Written problem - Can you restate the records below word for word?

(Dataset excerpt)
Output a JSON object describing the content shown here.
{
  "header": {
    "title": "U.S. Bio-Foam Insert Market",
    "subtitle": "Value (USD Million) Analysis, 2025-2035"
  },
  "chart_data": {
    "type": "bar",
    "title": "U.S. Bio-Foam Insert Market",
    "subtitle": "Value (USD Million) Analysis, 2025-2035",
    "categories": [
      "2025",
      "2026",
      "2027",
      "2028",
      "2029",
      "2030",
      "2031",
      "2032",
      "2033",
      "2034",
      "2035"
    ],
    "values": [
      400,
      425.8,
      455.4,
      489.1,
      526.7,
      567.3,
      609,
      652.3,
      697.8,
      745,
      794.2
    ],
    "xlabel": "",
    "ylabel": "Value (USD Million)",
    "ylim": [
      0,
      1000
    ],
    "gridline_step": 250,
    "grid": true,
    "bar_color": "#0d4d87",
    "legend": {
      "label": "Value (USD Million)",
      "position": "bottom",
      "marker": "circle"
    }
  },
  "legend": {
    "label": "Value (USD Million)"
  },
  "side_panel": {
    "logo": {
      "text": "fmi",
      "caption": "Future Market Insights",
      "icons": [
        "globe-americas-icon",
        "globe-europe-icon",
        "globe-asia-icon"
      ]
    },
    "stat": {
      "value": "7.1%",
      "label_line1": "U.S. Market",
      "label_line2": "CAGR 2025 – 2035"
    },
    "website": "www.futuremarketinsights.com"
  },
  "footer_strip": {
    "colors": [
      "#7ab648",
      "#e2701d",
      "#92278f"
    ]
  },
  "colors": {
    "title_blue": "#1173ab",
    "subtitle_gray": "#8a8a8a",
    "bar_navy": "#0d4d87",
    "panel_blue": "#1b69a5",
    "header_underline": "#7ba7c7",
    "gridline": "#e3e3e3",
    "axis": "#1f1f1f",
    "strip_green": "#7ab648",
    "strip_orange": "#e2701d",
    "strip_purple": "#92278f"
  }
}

Finished exercise -
Output a JSON object describing the content shown here.
{
  "header": {
    "title": "U.S. Bio-Foam Insert Market",
    "subtitle": "Value (USD Million) Analysis, 2025-2035"
  },
  "chart_data": {
    "type": "bar",
    "title": "U.S. Bio-Foam Insert Market",
    "subtitle": "Value (USD Million) Analysis, 2025-2035",
    "categories": [
      "2025",
      "2026",
      "2027",
      "2028",
      "2029",
      "2030",
      "2031",
      "2032",
      "2033",
      "2034",
      "2035"
    ],
    "values": [
      400,
      425.8,
      455.4,
      489.1,
      526.7,
      567.3,
      609,
      652.3,
      697.8,
      745,
      794.2
    ],
    "xlabel": "",
    "ylabel": "Value (USD Million)",
    "ylim": [
      0,
      1000
    ],
    "gridline_step": 250,
    "grid": true,
    "bar_color": "#0d4d87",
    "legend": {
      "label": "Value (USD Million)",
      "position": "bottom",
      "marker": "circle"
    }
  },
  "legend": {
    "label": "Value (USD Million)"
  },
  "side_panel": {
    "logo": {
      "text": "fmi",
      "caption": "Future Market Insights",
      "icons": [
        "globe-americas-icon",
        "globe-europe-icon",
        "globe-asia-icon"
      ]
    },
    "stat": {
      "value": "7.1%",
      "label_line1": "U.S. Market",
      "label_line2": "CAGR 2025 – 2035"
    },
    "website": "www.futuremarketinsights.com"
  },
  "footer_strip": {
    "colors": [
      "#7ab648",
      "#e2701d",
      "#92278f"
    ]
  },
  "colors": {
    "title_blue": "#1173ab",
    "subtitle_gray": "#8a8a8a",
    "bar_navy": "#0d4d87",
    "panel_blue": "#1b69a5",
    "header_underline": "#7ba7c7",
    "gridline": "#e3e3e3",
    "axis": "#1f1f1f",
    "strip_green": "#7ab648",
    "strip_orange": "#e2701d",
    "strip_purple": "#92278f"
  }
}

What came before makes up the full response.